## BRIEF
The expected output is a copy of every line in the records with the string "infection".
————————
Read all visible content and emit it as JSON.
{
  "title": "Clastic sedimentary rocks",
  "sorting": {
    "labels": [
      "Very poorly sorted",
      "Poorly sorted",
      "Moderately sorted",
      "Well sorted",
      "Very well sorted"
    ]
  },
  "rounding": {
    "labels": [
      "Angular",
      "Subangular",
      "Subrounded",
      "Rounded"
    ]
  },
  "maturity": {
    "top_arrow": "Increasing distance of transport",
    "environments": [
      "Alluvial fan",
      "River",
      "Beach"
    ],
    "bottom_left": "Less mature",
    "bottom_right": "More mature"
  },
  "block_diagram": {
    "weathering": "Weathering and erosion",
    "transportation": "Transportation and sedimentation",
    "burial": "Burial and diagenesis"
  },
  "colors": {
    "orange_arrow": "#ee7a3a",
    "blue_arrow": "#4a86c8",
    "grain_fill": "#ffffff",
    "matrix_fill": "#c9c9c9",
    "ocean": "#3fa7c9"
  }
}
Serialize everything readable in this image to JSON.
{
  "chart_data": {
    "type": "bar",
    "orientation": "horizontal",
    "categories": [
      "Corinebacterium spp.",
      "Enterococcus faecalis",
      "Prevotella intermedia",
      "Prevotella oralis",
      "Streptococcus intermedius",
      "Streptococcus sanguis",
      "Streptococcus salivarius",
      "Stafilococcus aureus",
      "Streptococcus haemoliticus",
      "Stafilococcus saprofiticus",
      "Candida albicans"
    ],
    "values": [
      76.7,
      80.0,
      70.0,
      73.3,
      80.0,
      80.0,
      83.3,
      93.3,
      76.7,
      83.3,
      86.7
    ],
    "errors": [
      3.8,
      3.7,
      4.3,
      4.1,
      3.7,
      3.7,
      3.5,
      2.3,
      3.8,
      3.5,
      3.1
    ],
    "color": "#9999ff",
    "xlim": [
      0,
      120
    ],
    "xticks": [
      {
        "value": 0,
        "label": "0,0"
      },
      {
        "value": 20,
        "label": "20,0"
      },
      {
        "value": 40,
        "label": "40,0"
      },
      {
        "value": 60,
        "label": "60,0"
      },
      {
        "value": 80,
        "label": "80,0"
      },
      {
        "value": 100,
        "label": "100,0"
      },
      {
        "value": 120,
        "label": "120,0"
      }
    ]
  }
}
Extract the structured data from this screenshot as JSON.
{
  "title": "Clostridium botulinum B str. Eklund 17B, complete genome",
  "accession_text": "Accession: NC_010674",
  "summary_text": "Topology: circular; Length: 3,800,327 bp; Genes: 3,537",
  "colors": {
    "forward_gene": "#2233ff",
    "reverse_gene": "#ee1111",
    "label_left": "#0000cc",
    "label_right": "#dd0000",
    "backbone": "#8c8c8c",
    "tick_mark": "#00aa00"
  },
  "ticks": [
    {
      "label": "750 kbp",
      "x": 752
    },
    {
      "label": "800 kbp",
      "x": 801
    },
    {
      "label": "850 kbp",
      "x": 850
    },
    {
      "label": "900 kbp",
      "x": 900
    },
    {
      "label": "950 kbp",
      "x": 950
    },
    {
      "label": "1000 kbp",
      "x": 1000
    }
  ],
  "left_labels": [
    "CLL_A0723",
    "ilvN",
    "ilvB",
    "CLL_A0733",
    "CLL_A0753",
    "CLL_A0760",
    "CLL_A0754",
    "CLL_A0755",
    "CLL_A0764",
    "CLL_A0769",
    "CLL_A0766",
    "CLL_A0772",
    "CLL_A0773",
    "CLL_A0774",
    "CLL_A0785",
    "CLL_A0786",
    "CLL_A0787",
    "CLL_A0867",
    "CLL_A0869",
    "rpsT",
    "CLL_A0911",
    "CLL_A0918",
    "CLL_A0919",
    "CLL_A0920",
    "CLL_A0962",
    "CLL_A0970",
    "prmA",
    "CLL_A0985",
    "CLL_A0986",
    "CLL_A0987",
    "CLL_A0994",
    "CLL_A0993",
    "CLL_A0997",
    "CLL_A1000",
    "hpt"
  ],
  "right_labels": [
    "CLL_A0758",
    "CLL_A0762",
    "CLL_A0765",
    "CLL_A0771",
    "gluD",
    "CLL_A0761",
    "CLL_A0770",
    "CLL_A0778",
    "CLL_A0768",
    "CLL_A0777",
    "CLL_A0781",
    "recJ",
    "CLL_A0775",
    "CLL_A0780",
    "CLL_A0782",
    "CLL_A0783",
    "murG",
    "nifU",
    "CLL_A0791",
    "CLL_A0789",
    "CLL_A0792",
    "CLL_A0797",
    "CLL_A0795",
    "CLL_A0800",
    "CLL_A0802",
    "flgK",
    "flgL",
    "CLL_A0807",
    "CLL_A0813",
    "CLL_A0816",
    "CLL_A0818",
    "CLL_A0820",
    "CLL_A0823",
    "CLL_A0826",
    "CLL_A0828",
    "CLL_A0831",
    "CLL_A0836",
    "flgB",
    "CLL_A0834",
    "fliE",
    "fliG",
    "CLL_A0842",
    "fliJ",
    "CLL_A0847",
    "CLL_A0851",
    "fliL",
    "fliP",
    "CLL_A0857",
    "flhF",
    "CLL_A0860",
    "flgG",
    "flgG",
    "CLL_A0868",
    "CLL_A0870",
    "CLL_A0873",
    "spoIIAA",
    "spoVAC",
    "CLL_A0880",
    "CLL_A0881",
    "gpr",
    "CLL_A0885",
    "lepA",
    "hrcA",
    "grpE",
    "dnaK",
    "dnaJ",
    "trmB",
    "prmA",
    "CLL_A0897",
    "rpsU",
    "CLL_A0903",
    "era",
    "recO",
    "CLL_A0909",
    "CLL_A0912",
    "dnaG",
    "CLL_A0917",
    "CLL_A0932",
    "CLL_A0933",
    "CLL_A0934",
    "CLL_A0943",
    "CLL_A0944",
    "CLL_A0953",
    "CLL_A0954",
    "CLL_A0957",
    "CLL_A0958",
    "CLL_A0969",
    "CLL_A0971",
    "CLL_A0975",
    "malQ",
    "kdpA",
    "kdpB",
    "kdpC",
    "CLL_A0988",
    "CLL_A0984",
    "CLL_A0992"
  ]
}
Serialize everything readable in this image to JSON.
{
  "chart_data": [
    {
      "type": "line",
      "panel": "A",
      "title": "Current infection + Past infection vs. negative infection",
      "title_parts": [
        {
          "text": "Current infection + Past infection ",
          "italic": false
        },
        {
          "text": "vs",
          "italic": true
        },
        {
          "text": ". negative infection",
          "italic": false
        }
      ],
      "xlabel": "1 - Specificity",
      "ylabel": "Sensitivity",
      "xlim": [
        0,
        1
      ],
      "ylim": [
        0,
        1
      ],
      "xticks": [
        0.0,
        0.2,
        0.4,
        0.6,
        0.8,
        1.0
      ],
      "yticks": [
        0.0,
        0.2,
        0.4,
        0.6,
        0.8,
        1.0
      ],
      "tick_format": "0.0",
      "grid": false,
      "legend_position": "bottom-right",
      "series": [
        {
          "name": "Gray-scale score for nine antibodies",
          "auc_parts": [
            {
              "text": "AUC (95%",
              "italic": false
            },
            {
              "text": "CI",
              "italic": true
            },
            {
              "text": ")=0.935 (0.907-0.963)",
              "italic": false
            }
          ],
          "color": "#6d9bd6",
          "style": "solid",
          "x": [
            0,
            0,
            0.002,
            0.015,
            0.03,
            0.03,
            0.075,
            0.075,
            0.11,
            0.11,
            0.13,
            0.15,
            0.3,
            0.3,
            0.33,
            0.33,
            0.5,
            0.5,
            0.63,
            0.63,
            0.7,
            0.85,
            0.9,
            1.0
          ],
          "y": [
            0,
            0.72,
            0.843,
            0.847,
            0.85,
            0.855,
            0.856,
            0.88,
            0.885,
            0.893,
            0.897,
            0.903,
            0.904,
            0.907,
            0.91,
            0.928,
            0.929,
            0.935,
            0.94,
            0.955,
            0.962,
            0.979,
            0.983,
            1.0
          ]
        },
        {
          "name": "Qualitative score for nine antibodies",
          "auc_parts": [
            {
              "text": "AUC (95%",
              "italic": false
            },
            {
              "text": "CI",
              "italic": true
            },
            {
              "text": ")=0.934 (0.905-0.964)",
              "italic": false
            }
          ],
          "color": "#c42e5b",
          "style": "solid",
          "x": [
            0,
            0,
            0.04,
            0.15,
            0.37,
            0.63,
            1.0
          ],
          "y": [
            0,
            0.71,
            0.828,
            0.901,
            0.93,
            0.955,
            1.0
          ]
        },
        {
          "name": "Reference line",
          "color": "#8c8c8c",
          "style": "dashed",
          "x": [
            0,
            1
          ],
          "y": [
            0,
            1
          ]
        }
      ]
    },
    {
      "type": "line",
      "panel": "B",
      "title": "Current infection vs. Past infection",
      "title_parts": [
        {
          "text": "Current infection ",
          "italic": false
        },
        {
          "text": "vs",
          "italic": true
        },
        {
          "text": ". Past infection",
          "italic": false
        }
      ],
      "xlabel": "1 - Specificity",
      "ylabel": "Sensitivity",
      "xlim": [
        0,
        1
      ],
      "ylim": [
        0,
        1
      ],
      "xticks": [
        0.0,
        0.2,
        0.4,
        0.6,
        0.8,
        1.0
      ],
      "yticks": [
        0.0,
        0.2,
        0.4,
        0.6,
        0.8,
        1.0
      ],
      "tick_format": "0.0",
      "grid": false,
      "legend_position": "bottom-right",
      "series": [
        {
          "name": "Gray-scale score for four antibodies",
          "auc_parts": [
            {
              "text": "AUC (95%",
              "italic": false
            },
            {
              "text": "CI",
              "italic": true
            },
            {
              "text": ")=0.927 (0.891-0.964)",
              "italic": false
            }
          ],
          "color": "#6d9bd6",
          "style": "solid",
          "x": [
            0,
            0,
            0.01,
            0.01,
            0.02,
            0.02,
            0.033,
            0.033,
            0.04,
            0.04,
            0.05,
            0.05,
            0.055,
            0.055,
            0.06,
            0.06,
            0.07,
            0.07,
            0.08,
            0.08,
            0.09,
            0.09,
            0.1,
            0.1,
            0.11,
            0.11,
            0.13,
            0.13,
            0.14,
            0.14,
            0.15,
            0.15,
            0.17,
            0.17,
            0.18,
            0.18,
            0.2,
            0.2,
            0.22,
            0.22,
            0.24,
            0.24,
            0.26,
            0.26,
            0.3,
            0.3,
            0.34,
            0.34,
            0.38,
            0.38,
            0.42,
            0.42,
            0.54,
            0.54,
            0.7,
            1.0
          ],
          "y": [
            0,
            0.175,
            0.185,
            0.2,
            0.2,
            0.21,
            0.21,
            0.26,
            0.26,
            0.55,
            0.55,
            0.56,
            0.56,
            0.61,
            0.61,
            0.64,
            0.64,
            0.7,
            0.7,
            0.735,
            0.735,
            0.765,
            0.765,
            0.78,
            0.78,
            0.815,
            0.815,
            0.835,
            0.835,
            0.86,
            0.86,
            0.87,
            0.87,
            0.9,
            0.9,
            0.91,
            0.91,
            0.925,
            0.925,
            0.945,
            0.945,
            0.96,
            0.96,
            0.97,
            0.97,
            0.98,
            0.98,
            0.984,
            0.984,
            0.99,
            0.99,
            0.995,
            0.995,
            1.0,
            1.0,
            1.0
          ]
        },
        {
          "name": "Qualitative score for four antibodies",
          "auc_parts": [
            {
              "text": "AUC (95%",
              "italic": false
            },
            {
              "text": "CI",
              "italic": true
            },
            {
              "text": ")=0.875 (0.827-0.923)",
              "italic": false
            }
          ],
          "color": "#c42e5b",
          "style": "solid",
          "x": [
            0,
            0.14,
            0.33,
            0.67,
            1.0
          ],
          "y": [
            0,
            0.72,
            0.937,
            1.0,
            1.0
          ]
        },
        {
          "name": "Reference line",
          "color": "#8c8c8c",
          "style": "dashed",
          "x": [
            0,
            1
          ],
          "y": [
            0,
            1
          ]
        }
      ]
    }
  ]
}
————————
## RESULT BELOW
      "title": "Current infection + Past infection vs. negative infection",
          "text": "Current infection + Past infection ",
          "text": ". negative infection",
      "title": "Current infection vs. Past infection",
          "text": "Current infection ",
          "text": ". Past infection",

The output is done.